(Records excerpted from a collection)

****************************************

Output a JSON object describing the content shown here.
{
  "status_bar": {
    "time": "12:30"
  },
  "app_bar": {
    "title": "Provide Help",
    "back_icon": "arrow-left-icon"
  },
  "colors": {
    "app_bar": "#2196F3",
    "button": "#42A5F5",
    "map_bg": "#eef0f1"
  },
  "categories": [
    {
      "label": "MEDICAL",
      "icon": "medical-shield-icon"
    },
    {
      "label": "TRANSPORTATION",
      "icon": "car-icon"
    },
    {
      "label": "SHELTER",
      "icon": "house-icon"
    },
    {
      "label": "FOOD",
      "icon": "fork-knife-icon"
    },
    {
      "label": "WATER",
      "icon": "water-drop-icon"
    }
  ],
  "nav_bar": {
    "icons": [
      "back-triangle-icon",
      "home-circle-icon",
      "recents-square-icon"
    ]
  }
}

****************************************

◆ Problem to solve:
Retype all of the data shown above, word for word.

◆ Full output:
Output a JSON object describing the content shown here.
{
  "status_bar": {
    "time": "12:30"
  },
  "app_bar": {
    "title": "Provide Help",
    "back_icon": "arrow-left-icon"
  },
  "colors": {
    "app_bar": "#2196F3",
    "button": "#42A5F5",
    "map_bg": "#eef0f1"
  },
  "categories": [
    {
      "label": "MEDICAL",
      "icon": "medical-shield-icon"
    },
    {
      "label": "TRANSPORTATION",
      "icon": "car-icon"
    },
    {
      "label": "SHELTER",
      "icon": "house-icon"
    },
    {
      "label": "FOOD",
      "icon": "fork-knife-icon"
    },
    {
      "label": "WATER",
      "icon": "water-drop-icon"
    }
  ],
  "nav_bar": {
    "icons": [
      "back-triangle-icon",
      "home-circle-icon",
      "recents-square-icon"
    ]
  }
}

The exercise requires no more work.